-- START OF Records to use --

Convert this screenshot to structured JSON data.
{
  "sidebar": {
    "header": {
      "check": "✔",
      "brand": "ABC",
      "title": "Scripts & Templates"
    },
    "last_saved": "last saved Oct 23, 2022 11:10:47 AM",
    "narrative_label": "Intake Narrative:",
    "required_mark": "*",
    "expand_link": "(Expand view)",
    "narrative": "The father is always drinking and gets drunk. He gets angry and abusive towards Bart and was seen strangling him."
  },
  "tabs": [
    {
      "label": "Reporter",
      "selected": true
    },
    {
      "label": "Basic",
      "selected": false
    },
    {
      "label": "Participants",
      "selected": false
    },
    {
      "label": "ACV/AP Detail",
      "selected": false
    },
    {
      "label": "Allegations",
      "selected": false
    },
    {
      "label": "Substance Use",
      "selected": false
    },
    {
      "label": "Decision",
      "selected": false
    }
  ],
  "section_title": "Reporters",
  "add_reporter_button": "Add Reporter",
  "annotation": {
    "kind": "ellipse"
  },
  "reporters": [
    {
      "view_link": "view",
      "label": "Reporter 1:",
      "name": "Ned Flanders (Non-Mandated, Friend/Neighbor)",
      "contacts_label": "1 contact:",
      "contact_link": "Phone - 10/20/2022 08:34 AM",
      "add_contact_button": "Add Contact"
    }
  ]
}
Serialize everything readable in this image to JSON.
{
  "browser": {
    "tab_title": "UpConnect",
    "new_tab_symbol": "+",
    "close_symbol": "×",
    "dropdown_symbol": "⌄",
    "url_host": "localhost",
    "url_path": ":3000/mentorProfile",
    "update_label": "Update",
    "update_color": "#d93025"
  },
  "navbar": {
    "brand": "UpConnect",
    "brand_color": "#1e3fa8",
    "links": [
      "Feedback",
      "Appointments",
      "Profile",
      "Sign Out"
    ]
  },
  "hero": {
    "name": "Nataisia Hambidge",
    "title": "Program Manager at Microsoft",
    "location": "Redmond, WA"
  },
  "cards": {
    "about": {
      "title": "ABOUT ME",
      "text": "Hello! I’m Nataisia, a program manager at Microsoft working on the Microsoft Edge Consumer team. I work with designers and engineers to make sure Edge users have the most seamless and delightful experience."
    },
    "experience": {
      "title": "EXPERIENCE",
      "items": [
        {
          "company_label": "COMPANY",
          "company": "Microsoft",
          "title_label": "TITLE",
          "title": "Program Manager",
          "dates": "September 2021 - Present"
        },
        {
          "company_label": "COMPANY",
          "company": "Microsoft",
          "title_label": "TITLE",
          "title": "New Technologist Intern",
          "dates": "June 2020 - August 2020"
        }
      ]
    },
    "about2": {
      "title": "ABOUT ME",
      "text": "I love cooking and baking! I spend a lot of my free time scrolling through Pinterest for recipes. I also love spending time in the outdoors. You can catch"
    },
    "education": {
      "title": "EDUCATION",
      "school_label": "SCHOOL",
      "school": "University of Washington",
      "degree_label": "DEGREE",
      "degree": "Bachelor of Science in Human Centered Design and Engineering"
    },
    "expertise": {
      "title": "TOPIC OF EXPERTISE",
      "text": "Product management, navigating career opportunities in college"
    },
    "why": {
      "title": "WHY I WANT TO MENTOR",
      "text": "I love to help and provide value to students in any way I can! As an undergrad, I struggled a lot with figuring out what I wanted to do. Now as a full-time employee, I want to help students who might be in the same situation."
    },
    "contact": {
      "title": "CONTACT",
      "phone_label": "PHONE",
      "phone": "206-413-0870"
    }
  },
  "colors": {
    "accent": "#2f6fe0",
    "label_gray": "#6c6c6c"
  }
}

-- END OF Records to use --

Given exercise — Take the entries and copy them out exactly.

Answer —
Convert this screenshot to structured JSON data.
{
  "sidebar": {
    "header": {
      "check": "✔",
      "brand": "ABC",
      "title": "Scripts & Templates"
    },
    "last_saved": "last saved Oct 23, 2022 11:10:47 AM",
    "narrative_label": "Intake Narrative:",
    "required_mark": "*",
    "expand_link": "(Expand view)",
    "narrative": "The father is always drinking and gets drunk. He gets angry and abusive towards Bart and was seen strangling him."
  },
  "tabs": [
    {
      "label": "Reporter",
      "selected": true
    },
    {
      "label": "Basic",
      "selected": false
    },
    {
      "label": "Participants",
      "selected": false
    },
    {
      "label": "ACV/AP Detail",
      "selected": false
    },
    {
      "label": "Allegations",
      "selected": false
    },
    {
      "label": "Substance Use",
      "selected": false
    },
    {
      "label": "Decision",
      "selected": false
    }
  ],
  "section_title": "Reporters",
  "add_reporter_button": "Add Reporter",
  "annotation": {
    "kind": "ellipse"
  },
  "reporters": [
    {
      "view_link": "view",
      "label": "Reporter 1:",
      "name": "Ned Flanders (Non-Mandated, Friend/Neighbor)",
      "contacts_label": "1 contact:",
      "contact_link": "Phone - 10/20/2022 08:34 AM",
      "add_contact_button": "Add Contact"
    }
  ]
}
Serialize everything readable in this image to JSON.
{
  "browser": {
    "tab_title": "UpConnect",
    "new_tab_symbol": "+",
    "close_symbol": "×",
    "dropdown_symbol": "⌄",
    "url_host": "localhost",
    "url_path": ":3000/mentorProfile",
    "update_label": "Update",
    "update_color": "#d93025"
  },
  "navbar": {
    "brand": "UpConnect",
    "brand_color": "#1e3fa8",
    "links": [
      "Feedback",
      "Appointments",
      "Profile",
      "Sign Out"
    ]
  },
  "hero": {
    "name": "Nataisia Hambidge",
    "title": "Program Manager at Microsoft",
    "location": "Redmond, WA"
  },
  "cards": {
    "about": {
      "title": "ABOUT ME",
      "text": "Hello! I’m Nataisia, a program manager at Microsoft working on the Microsoft Edge Consumer team. I work with designers and engineers to make sure Edge users have the most seamless and delightful experience."
    },
    "experience": {
      "title": "EXPERIENCE",
      "items": [
        {
          "company_label": "COMPANY",
          "company": "Microsoft",
          "title_label": "TITLE",
          "title": "Program Manager",
          "dates": "September 2021 - Present"
        },
        {
          "company_label": "COMPANY",
          "company": "Microsoft",
          "title_label": "TITLE",
          "title": "New Technologist Intern",
          "dates": "June 2020 - August 2020"
        }
      ]
    },
    "about2": {
      "title": "ABOUT ME",
      "text": "I love cooking and baking! I spend a lot of my free time scrolling through Pinterest for recipes. I also love spending time in the outdoors. You can catch"
    },
    "education": {
      "title": "EDUCATION",
      "school_label": "SCHOOL",
      "school": "University of Washington",
      "degree_label": "DEGREE",
      "degree": "Bachelor of Science in Human Centered Design and Engineering"
    },
    "expertise": {
      "title": "TOPIC OF EXPERTISE",
      "text": "Product management, navigating career opportunities in college"
    },
    "why": {
      "title": "WHY I WANT TO MENTOR",
      "text": "I love to help and provide value to students in any way I can! As an undergrad, I struggled a lot with figuring out what I wanted to do. Now as a full-time employee, I want to help students who might be in the same situation."
    },
    "contact": {
      "title": "CONTACT",
      "phone_label": "PHONE",
      "phone": "206-413-0870"
    }
  },
  "colors": {
    "accent": "#2f6fe0",
    "label_gray": "#6c6c6c"
  }
}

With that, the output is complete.